[Stated goal]
Below are some records; repeat them all exactly, minus the pictures.

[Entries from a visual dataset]
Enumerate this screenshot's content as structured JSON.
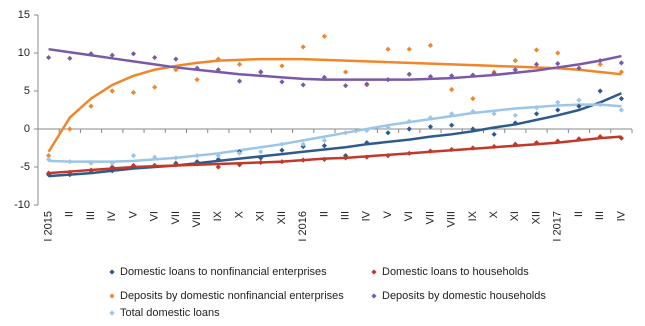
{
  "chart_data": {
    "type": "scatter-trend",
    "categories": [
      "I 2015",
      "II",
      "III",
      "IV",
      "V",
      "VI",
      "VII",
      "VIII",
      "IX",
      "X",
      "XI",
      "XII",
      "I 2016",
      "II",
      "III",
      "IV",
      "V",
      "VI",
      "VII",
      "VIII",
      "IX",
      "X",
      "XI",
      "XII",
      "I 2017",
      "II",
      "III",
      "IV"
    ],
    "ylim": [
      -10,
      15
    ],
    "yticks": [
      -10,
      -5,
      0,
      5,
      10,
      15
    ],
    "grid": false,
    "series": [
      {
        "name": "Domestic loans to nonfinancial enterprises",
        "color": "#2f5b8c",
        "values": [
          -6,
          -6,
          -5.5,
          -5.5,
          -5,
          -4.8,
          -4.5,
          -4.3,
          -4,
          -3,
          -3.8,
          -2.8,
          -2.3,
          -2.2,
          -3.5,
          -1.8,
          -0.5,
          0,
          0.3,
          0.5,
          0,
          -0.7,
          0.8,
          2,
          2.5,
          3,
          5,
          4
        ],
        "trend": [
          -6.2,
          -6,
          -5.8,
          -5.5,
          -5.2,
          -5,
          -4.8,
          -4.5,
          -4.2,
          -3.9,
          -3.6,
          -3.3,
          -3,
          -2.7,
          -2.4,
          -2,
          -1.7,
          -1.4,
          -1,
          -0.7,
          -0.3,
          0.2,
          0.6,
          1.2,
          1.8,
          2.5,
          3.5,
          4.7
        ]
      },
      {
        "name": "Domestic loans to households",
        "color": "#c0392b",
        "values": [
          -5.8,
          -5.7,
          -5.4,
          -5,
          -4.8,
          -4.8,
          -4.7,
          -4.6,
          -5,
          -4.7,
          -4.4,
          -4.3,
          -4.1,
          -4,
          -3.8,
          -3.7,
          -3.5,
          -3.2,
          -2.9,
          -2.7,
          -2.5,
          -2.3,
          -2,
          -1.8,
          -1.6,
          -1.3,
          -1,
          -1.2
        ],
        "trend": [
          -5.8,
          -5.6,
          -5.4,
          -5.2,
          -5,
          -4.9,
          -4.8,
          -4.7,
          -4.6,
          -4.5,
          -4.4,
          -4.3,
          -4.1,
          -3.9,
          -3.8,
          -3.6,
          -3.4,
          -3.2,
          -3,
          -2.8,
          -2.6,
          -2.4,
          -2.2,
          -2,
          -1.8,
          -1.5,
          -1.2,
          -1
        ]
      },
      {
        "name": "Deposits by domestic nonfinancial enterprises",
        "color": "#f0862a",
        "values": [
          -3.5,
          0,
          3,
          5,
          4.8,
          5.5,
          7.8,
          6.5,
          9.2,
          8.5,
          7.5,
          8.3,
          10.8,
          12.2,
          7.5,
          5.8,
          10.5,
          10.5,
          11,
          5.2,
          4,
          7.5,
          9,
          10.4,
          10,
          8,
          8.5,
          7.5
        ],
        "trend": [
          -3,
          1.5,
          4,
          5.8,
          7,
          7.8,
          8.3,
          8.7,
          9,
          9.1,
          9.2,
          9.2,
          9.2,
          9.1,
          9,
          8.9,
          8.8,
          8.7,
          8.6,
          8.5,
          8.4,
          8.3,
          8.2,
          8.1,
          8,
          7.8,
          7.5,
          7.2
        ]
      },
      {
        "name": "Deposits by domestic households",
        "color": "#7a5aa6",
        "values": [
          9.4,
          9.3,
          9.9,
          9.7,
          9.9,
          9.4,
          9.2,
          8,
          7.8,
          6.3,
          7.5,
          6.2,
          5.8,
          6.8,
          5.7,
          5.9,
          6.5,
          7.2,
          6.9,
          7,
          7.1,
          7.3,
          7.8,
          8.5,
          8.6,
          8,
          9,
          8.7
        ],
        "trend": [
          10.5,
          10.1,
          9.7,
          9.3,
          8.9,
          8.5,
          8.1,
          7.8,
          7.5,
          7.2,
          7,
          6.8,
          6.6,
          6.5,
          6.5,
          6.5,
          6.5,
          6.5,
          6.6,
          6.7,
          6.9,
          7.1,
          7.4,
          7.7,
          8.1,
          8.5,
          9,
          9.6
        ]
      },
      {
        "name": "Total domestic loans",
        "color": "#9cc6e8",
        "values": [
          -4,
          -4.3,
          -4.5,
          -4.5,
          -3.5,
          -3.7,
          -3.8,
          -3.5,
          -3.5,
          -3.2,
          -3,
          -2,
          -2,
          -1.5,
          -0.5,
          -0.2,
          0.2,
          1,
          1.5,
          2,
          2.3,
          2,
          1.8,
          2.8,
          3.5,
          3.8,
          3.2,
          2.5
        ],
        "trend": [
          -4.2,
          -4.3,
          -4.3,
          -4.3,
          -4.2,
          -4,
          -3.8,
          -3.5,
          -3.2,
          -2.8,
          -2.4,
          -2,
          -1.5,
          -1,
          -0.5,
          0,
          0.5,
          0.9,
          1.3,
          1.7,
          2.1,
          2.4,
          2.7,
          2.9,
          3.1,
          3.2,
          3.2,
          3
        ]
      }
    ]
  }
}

[Written response]
Enumerate this screenshot's content as structured JSON.
{
  "chart_data": {
    "type": "scatter-trend",
    "categories": [
      "I 2015",
      "II",
      "III",
      "IV",
      "V",
      "VI",
      "VII",
      "VIII",
      "IX",
      "X",
      "XI",
      "XII",
      "I 2016",
      "II",
      "III",
      "IV",
      "V",
      "VI",
      "VII",
      "VIII",
      "IX",
      "X",
      "XI",
      "XII",
      "I 2017",
      "II",
      "III",
      "IV"
    ],
    "ylim": [
      -10,
      15
    ],
    "yticks": [
      -10,
      -5,
      0,
      5,
      10,
      15
    ],
    "grid": false,
    "series": [
      {
        "name": "Domestic loans to nonfinancial enterprises",
        "color": "#2f5b8c",
        "values": [
          -6,
          -6,
          -5.5,
          -5.5,
          -5,
          -4.8,
          -4.5,
          -4.3,
          -4,
          -3,
          -3.8,
          -2.8,
          -2.3,
          -2.2,
          -3.5,
          -1.8,
          -0.5,
          0,
          0.3,
          0.5,
          0,
          -0.7,
          0.8,
          2,
          2.5,
          3,
          5,
          4
        ],
        "trend": [
          -6.2,
          -6,
          -5.8,
          -5.5,
          -5.2,
          -5,
          -4.8,
          -4.5,
          -4.2,
          -3.9,
          -3.6,
          -3.3,
          -3,
          -2.7,
          -2.4,
          -2,
          -1.7,
          -1.4,
          -1,
          -0.7,
          -0.3,
          0.2,
          0.6,
          1.2,
          1.8,
          2.5,
          3.5,
          4.7
        ]
      },
      {
        "name": "Domestic loans to households",
        "color": "#c0392b",
        "values": [
          -5.8,
          -5.7,
          -5.4,
          -5,
          -4.8,
          -4.8,
          -4.7,
          -4.6,
          -5,
          -4.7,
          -4.4,
          -4.3,
          -4.1,
          -4,
          -3.8,
          -3.7,
          -3.5,
          -3.2,
          -2.9,
          -2.7,
          -2.5,
          -2.3,
          -2,
          -1.8,
          -1.6,
          -1.3,
          -1,
          -1.2
        ],
        "trend": [
          -5.8,
          -5.6,
          -5.4,
          -5.2,
          -5,
          -4.9,
          -4.8,
          -4.7,
          -4.6,
          -4.5,
          -4.4,
          -4.3,
          -4.1,
          -3.9,
          -3.8,
          -3.6,
          -3.4,
          -3.2,
          -3,
          -2.8,
          -2.6,
          -2.4,
          -2.2,
          -2,
          -1.8,
          -1.5,
          -1.2,
          -1
        ]
      },
      {
        "name": "Deposits by domestic nonfinancial enterprises",
        "color": "#f0862a",
        "values": [
          -3.5,
          0,
          3,
          5,
          4.8,
          5.5,
          7.8,
          6.5,
          9.2,
          8.5,
          7.5,
          8.3,
          10.8,
          12.2,
          7.5,
          5.8,
          10.5,
          10.5,
          11,
          5.2,
          4,
          7.5,
          9,
          10.4,
          10,
          8,
          8.5,
          7.5
        ],
        "trend": [
          -3,
          1.5,
          4,
          5.8,
          7,
          7.8,
          8.3,
          8.7,
          9,
          9.1,
          9.2,
          9.2,
          9.2,
          9.1,
          9,
          8.9,
          8.8,
          8.7,
          8.6,
          8.5,
          8.4,
          8.3,
          8.2,
          8.1,
          8,
          7.8,
          7.5,
          7.2
        ]
      },
      {
        "name": "Deposits by domestic households",
        "color": "#7a5aa6",
        "values": [
          9.4,
          9.3,
          9.9,
          9.7,
          9.9,
          9.4,
          9.2,
          8,
          7.8,
          6.3,
          7.5,
          6.2,
          5.8,
          6.8,
          5.7,
          5.9,
          6.5,
          7.2,
          6.9,
          7,
          7.1,
          7.3,
          7.8,
          8.5,
          8.6,
          8,
          9,
          8.7
        ],
        "trend": [
          10.5,
          10.1,
          9.7,
          9.3,
          8.9,
          8.5,
          8.1,
          7.8,
          7.5,
          7.2,
          7,
          6.8,
          6.6,
          6.5,
          6.5,
          6.5,
          6.5,
          6.5,
          6.6,
          6.7,
          6.9,
          7.1,
          7.4,
          7.7,
          8.1,
          8.5,
          9,
          9.6
        ]
      },
      {
        "name": "Total domestic loans",
        "color": "#9cc6e8",
        "values": [
          -4,
          -4.3,
          -4.5,
          -4.5,
          -3.5,
          -3.7,
          -3.8,
          -3.5,
          -3.5,
          -3.2,
          -3,
          -2,
          -2,
          -1.5,
          -0.5,
          -0.2,
          0.2,
          1,
          1.5,
          2,
          2.3,
          2,
          1.8,
          2.8,
          3.5,
          3.8,
          3.2,
          2.5
        ],
        "trend": [
          -4.2,
          -4.3,
          -4.3,
          -4.3,
          -4.2,
          -4,
          -3.8,
          -3.5,
          -3.2,
          -2.8,
          -2.4,
          -2,
          -1.5,
          -1,
          -0.5,
          0,
          0.5,
          0.9,
          1.3,
          1.7,
          2.1,
          2.4,
          2.7,
          2.9,
          3.1,
          3.2,
          3.2,
          3
        ]
      }
    ]
  }
}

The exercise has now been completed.